Exercise task A
According to the North Park community plan article below, why do hipsters, elderly residents, and families with kids love living in North Park? Answer in one or two sentences.
Exercise task B
From the records below, extract the lines from the one containing "List every element" up to and including the one containing "437, 870, 518]", reproducing them verbatim.

North Park Community Plan Update – We Can Do Better by Working Together
By Howard Blackson and Don Leichtling
North Park is one of San Diego’s finest communities. It has many distinctive neighborhoods, with most containing block after block of beautiful bungalows of all varieties. It contains award winning schools, and every quarter-mile or so, neighborhood centers that contain great restaurants, small shops, brew pubs, and corner markets. Hipsters, elderly, and families with kids love living in North Park because it is already both walkable and diverse.
Historic North Park also has its share of problems because of its age, but now changes are occurring to make it even better because North Park is now one of San Diego’s most desirable places to live. The City has earmarked funds for the long awaited new urban park behind the North Park theater, SANDAG has begun design of major new bicycle friendly routes, MTS has just finished building Rapid Bus lanes with stations along El Cajon Boulevard (ECB), and new joint-use park facilities are also being developed with local schools.

Some records
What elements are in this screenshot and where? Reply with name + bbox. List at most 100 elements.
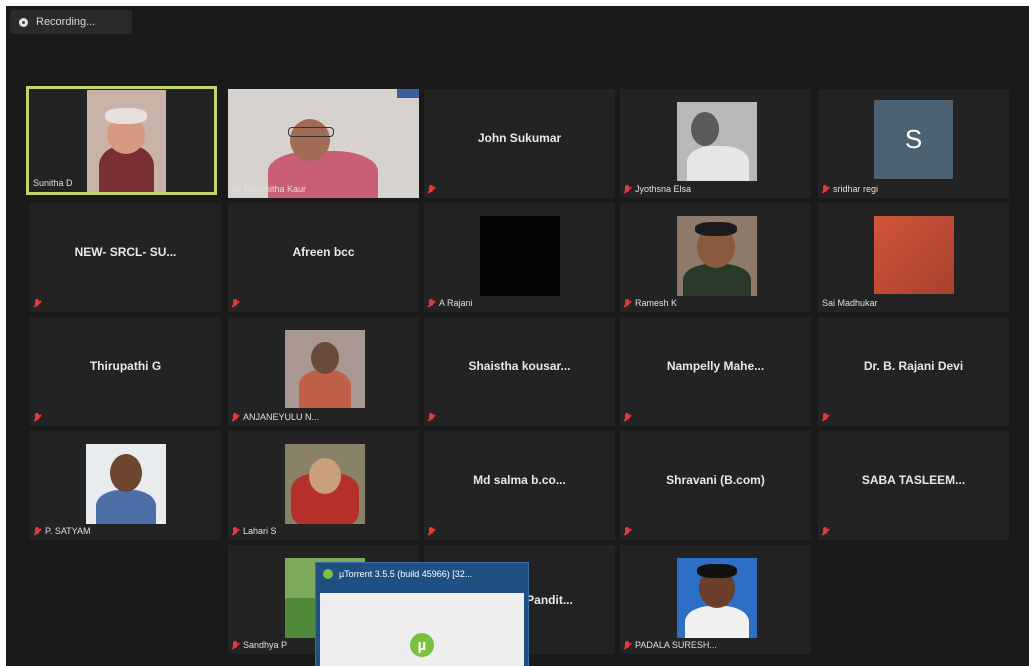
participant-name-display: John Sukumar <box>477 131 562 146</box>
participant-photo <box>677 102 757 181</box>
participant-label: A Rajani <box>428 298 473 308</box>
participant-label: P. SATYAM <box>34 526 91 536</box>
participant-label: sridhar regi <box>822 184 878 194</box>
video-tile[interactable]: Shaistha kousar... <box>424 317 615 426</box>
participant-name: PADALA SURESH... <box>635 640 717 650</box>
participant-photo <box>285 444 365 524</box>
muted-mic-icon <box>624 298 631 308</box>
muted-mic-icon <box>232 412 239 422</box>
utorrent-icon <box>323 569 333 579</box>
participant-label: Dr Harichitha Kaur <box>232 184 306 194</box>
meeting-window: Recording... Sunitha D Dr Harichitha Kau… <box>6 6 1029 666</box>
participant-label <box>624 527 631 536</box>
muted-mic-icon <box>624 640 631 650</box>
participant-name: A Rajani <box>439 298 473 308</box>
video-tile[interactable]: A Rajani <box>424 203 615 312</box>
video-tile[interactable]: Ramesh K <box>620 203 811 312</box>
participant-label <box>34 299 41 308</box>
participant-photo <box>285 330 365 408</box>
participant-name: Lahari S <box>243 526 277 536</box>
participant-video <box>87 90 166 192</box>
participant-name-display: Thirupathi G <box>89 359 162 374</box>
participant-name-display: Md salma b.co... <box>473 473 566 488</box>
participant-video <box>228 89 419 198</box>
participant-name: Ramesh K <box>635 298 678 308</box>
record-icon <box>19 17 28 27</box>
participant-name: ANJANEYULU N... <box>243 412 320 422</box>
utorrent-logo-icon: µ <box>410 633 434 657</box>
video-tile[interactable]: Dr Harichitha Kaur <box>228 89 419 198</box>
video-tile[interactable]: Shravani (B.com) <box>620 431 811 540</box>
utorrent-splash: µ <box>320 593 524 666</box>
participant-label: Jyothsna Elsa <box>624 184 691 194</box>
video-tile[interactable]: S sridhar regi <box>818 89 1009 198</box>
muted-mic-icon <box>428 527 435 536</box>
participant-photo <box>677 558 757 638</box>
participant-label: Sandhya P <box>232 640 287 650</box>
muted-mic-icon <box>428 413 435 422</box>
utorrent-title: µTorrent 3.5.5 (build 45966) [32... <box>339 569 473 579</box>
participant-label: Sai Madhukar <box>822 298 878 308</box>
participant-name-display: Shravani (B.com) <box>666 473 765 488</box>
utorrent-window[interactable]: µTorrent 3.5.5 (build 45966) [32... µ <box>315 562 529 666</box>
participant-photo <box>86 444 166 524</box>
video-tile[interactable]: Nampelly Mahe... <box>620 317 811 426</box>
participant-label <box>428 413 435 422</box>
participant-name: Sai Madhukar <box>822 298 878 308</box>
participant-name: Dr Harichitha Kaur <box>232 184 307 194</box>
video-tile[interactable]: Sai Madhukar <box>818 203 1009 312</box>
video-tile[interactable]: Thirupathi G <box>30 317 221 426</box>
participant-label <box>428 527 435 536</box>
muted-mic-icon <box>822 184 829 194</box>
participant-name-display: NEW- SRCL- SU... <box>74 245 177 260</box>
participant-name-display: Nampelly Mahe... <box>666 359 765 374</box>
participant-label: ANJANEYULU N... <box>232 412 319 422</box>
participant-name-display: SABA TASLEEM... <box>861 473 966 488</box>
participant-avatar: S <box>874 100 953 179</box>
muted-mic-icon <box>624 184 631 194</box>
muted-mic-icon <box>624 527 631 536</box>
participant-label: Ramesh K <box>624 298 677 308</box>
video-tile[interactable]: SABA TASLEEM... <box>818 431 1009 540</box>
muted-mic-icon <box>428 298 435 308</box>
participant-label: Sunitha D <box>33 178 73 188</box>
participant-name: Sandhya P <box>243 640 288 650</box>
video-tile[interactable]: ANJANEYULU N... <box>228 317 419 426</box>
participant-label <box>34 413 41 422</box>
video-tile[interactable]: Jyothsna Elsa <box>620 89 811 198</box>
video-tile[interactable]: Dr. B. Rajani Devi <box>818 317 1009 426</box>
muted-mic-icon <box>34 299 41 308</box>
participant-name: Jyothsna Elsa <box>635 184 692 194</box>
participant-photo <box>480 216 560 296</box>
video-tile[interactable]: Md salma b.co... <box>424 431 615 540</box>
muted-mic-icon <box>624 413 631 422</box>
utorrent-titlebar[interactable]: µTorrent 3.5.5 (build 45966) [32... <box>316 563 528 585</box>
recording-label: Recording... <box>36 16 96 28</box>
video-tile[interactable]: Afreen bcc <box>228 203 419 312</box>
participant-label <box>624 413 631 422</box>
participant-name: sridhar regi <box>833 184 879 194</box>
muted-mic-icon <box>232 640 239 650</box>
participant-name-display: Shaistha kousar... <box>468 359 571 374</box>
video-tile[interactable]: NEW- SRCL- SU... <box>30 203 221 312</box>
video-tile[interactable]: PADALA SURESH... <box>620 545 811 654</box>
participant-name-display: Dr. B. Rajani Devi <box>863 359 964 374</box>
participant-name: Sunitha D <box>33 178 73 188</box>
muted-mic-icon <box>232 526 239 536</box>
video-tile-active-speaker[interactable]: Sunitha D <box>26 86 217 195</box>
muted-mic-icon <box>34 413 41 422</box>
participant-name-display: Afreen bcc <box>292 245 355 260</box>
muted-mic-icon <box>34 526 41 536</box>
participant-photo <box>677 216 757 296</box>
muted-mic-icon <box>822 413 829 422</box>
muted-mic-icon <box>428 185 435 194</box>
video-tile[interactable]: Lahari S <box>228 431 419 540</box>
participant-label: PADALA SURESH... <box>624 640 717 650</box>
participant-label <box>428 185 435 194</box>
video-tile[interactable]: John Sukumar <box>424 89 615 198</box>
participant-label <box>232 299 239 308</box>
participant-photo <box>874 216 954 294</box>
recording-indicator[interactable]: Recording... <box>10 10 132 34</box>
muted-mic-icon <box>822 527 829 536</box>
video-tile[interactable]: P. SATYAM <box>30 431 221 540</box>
* * *
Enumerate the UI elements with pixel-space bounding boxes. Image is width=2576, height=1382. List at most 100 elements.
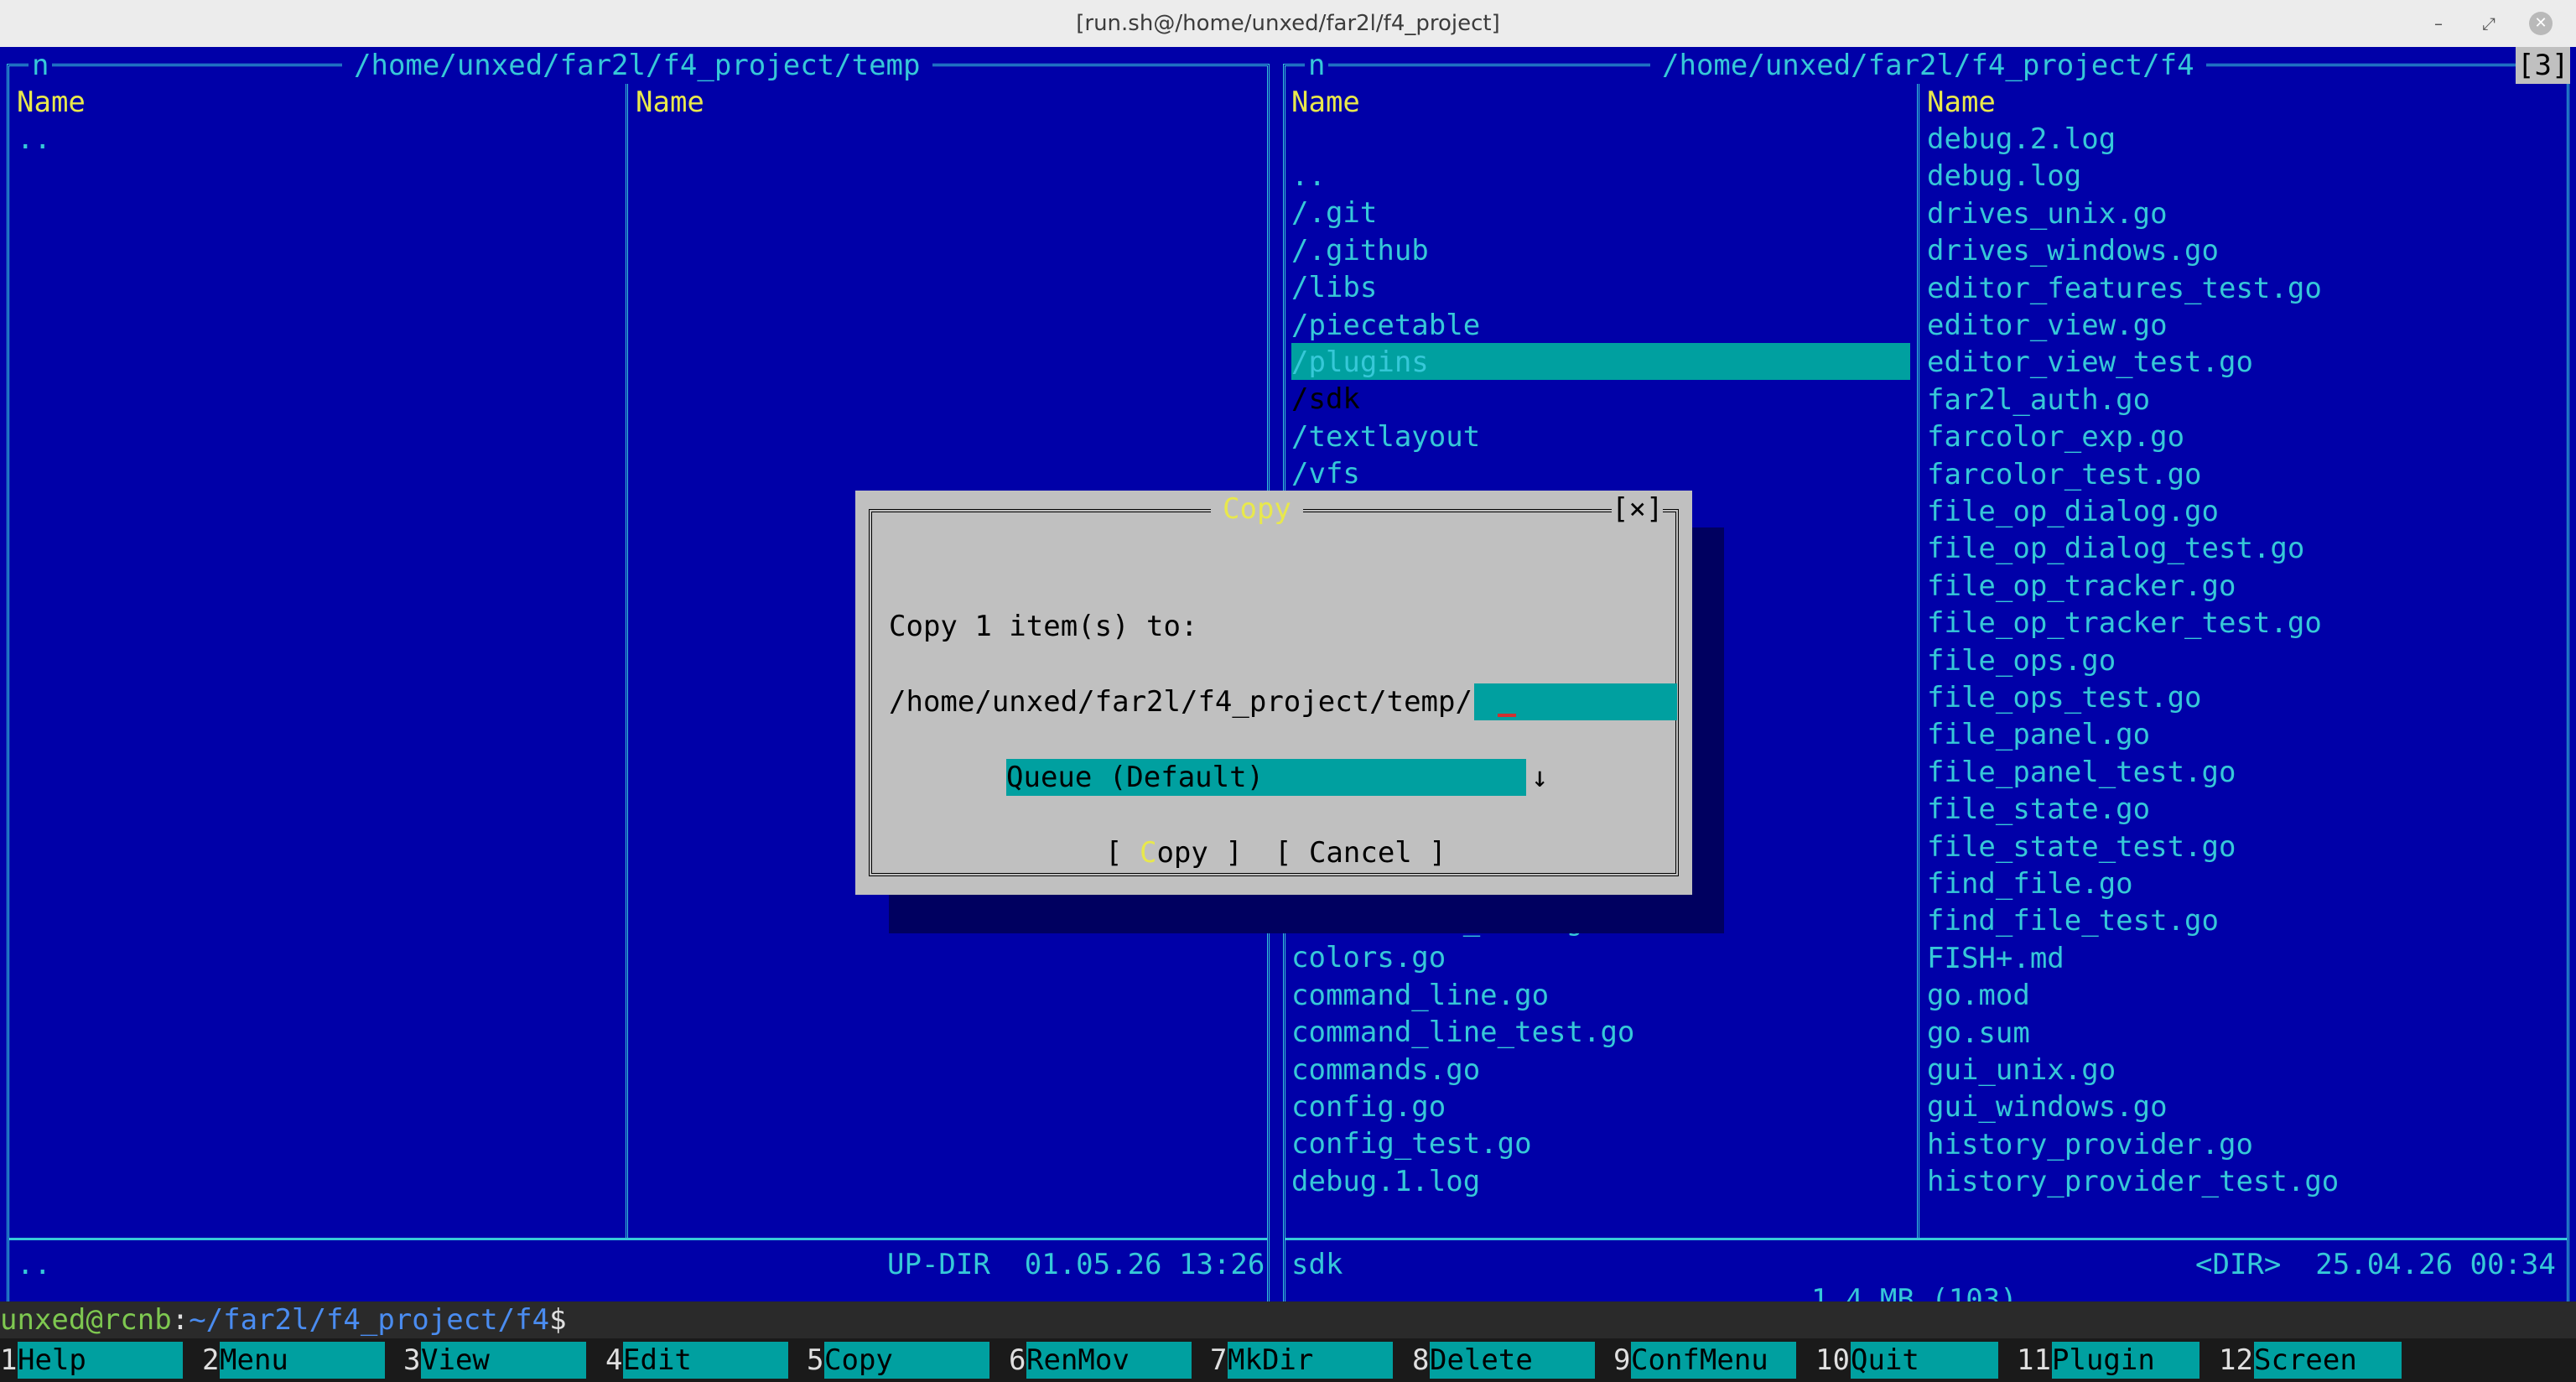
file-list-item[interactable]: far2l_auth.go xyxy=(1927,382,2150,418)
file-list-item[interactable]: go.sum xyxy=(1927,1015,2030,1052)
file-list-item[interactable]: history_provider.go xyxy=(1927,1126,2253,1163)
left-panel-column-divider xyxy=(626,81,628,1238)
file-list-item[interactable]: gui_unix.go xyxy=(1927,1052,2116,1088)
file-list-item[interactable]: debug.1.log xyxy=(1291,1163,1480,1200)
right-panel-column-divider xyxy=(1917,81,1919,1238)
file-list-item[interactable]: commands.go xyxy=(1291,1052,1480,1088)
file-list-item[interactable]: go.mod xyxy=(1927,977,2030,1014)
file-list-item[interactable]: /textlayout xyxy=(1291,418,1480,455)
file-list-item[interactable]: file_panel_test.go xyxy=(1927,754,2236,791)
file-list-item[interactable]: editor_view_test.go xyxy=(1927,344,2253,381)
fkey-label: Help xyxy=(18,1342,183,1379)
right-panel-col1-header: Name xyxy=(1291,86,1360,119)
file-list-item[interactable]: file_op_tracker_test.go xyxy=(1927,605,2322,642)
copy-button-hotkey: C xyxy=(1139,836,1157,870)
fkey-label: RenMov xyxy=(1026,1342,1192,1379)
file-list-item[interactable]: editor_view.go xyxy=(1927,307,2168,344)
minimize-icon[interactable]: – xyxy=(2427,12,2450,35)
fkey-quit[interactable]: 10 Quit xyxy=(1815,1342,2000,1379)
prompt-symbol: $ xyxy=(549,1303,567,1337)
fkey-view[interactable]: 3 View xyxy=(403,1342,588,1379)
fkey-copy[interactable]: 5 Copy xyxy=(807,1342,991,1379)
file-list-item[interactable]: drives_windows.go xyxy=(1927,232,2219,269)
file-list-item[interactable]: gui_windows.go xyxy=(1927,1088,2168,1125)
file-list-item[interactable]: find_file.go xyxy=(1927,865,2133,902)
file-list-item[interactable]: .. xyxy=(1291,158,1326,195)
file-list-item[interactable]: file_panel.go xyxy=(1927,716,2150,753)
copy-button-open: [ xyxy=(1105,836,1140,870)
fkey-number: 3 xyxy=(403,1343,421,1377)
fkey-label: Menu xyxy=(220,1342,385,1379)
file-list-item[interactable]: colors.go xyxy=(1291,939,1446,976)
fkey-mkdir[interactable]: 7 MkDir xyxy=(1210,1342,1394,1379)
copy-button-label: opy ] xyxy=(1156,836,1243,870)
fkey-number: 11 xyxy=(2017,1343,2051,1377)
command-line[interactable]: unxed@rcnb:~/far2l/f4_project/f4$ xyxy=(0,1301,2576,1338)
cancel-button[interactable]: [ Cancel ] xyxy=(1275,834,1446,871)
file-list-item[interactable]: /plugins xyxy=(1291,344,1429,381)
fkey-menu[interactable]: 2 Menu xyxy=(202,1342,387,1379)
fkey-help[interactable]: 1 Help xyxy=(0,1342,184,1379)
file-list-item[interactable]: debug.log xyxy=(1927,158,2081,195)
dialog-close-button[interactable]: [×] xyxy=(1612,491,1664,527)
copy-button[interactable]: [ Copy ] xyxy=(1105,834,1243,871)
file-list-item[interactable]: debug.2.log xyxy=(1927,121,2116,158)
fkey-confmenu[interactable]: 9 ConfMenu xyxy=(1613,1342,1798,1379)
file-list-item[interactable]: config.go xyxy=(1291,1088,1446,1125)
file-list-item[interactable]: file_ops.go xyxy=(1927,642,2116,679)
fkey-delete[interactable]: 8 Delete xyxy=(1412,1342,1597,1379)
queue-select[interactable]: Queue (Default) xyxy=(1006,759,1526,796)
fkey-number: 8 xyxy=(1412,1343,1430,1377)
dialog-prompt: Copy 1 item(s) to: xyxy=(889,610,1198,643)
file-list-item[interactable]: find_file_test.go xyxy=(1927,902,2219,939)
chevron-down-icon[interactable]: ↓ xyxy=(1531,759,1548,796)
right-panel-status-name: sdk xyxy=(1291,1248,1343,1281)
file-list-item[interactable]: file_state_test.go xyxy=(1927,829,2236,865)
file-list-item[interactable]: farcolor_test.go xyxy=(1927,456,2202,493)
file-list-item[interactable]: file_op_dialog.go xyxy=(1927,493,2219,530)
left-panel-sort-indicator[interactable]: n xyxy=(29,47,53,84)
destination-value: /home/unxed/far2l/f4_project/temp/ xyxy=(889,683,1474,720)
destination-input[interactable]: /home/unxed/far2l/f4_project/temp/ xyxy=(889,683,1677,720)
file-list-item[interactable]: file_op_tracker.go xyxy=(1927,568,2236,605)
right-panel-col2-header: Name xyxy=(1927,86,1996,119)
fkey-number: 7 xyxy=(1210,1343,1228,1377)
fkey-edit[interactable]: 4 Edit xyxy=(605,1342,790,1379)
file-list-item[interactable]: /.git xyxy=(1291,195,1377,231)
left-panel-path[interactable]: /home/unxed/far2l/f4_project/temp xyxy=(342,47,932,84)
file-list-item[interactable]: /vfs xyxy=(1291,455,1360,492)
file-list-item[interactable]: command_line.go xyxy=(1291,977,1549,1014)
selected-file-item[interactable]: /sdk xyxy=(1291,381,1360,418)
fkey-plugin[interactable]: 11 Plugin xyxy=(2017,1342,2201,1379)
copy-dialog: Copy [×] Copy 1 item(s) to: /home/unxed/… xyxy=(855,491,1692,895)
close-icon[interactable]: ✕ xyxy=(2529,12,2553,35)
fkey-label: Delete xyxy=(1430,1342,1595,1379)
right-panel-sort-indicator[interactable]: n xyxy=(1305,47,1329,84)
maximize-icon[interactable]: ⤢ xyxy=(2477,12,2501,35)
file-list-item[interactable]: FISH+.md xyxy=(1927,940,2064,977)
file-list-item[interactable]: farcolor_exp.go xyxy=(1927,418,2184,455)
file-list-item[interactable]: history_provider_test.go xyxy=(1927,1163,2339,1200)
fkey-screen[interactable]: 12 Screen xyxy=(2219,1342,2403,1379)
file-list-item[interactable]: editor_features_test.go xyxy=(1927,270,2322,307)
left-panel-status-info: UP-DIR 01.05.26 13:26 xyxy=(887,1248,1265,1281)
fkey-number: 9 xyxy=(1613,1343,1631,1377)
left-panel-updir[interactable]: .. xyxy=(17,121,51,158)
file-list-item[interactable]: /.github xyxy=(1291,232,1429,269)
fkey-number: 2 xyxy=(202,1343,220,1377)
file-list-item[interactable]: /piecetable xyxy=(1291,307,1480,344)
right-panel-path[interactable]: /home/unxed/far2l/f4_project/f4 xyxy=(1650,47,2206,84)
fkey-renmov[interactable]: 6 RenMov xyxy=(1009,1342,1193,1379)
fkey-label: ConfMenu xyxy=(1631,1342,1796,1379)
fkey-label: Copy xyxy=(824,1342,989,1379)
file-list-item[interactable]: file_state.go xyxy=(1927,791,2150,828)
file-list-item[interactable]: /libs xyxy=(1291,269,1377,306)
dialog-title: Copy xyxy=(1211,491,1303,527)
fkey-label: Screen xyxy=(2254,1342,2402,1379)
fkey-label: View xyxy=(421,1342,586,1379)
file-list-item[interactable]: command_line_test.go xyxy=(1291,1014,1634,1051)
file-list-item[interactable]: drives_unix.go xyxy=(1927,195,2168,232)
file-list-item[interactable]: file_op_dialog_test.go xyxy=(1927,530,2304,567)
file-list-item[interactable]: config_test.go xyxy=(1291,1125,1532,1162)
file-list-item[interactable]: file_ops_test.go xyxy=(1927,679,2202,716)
--
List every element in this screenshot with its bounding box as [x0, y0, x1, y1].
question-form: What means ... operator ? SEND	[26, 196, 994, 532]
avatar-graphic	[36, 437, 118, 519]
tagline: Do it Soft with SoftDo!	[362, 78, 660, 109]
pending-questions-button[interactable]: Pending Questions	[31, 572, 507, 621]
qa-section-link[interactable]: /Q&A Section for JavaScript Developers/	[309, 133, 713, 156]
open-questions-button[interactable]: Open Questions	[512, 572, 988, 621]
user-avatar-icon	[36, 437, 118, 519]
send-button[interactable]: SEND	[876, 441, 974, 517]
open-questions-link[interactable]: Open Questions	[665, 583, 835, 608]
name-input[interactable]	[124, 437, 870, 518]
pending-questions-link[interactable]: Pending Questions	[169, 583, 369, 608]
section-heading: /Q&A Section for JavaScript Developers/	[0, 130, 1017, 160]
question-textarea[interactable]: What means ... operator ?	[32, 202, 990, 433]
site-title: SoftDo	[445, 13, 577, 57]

Task result A
They love living there because North Park is already both walkable and diverse.

Task result B
List every element in this screenshot with its bounding box as [x0, y0, x1, y1].
question-form: What means ... operator ? SEND	[26, 196, 994, 532]
avatar-graphic	[36, 437, 118, 519]
tagline: Do it Soft with SoftDo!	[362, 78, 660, 109]
pending-questions-button[interactable]: Pending Questions	[31, 572, 507, 621]
qa-section-link[interactable]: /Q&A Section for JavaScript Developers/	[309, 133, 713, 156]
open-questions-button[interactable]: Open Questions	[512, 572, 988, 621]
user-avatar-icon	[36, 437, 118, 519]
send-button[interactable]: SEND	[876, 441, 974, 517]
open-questions-link[interactable]: Open Questions	[665, 583, 835, 608]
name-input[interactable]	[124, 437, 870, 518]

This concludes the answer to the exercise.